Vereiste opdracht 1:
Noem alle wetsartikelen die de gegeven tekst hieronder aanhaalt, telkens met het lid en de regeling waarin het artikel staat.

______________________________

KG:041:2024:19 KBB-regeling, artikel 21bis UBIB, Besteuerungsanteil, Ertragsanteil
Publicatiedatum 30-08-2024, 10:20 | Laatste update 30-08-2024, 10:20 |
Aanleiding
Een inwoner van Duitsland ontvangt een AOW-uitkering uit Nederland ten bedrage van € 10.683. Dit is zijn enige inkomen. Artikel 17, eerste lid, van het belastingverdrag Nederland-Duitsland wijst het heffingsrecht over dit inkomen aan Duitsland toe. Belanghebbende heeft een inkomensverklaring verstrekt, als bedoeld in artikel 7.8, zesde lid, van de Wet inkomstenbelasting 2001 (hierna: Wet IB 2001). Omdat niet tenminste 90% van het inkomen is onderworpen aan de Nederlandse inkomstenbelasting, is hij geen kwalificerende buitenlandse belastingplichtige (hierna: KBB) op grond van de hoofdregel van artikel 7.8, zesde lid, Wet IB 2001.

______________________________

Vereiste opdracht 2:
Geef elke regel uit de onderstaande records terug waarin de tekenreeks "seat" voorkomt, waarbij het verschil tussen hoofdletters en kleine letters telt.

______________________________

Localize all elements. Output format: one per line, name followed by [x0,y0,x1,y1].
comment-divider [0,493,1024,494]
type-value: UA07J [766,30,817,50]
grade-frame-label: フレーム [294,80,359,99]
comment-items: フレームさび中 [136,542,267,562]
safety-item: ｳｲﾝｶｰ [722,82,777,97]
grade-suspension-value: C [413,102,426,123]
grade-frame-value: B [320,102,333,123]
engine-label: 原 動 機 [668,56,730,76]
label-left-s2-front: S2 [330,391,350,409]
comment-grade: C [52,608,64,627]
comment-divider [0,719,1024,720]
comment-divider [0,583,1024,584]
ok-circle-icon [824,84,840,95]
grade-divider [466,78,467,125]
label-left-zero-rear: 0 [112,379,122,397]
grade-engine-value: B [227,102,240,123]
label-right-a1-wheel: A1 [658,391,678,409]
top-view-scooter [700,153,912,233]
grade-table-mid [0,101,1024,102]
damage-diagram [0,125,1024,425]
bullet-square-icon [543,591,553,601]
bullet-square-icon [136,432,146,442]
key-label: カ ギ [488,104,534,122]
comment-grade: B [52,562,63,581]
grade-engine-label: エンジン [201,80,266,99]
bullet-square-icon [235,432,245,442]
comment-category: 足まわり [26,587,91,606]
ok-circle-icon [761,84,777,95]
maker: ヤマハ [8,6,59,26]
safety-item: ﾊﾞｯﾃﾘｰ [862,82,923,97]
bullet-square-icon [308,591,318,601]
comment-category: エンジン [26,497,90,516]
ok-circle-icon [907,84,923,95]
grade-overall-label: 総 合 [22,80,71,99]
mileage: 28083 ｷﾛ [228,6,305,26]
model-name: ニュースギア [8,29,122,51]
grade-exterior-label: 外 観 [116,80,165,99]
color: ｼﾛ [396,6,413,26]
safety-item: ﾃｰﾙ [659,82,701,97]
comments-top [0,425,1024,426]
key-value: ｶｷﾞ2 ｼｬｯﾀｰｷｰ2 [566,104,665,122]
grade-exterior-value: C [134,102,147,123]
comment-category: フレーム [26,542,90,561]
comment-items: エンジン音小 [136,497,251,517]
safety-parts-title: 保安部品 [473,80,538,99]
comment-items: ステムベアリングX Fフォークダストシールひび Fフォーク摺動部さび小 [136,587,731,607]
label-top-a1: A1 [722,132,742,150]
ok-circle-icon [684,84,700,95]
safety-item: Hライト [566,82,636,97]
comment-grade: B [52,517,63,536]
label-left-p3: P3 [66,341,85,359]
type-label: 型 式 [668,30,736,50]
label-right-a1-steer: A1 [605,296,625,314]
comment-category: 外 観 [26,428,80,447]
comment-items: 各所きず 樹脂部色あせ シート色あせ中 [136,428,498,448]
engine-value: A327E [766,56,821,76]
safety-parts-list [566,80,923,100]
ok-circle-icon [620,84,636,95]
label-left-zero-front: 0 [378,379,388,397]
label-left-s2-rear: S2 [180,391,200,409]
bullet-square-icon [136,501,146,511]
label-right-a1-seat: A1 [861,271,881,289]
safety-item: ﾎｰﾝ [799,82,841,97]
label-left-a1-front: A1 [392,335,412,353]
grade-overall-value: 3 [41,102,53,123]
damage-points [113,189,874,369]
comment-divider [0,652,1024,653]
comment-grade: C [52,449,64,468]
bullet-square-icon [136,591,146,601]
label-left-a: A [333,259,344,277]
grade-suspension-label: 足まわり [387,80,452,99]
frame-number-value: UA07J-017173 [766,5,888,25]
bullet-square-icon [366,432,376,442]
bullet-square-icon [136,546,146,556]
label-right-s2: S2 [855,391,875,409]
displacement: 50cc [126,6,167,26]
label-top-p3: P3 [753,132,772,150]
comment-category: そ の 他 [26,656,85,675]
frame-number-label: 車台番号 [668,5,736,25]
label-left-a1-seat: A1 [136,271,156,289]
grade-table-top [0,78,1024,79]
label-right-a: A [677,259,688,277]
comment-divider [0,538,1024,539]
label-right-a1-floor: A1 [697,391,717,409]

______________________________

Schriftelijk antwoord 1:
- artikel 21bis UBIB
- artikel 17, eerste lid, van het belastingverdrag Nederland-Duitsland
- artikel 7.8, zesde lid, van de Wet inkomstenbelasting 2001

Schriftelijk antwoord 2:
label-right-a1-seat: A1 [861,271,881,289]
label-left-a1-seat: A1 [136,271,156,289]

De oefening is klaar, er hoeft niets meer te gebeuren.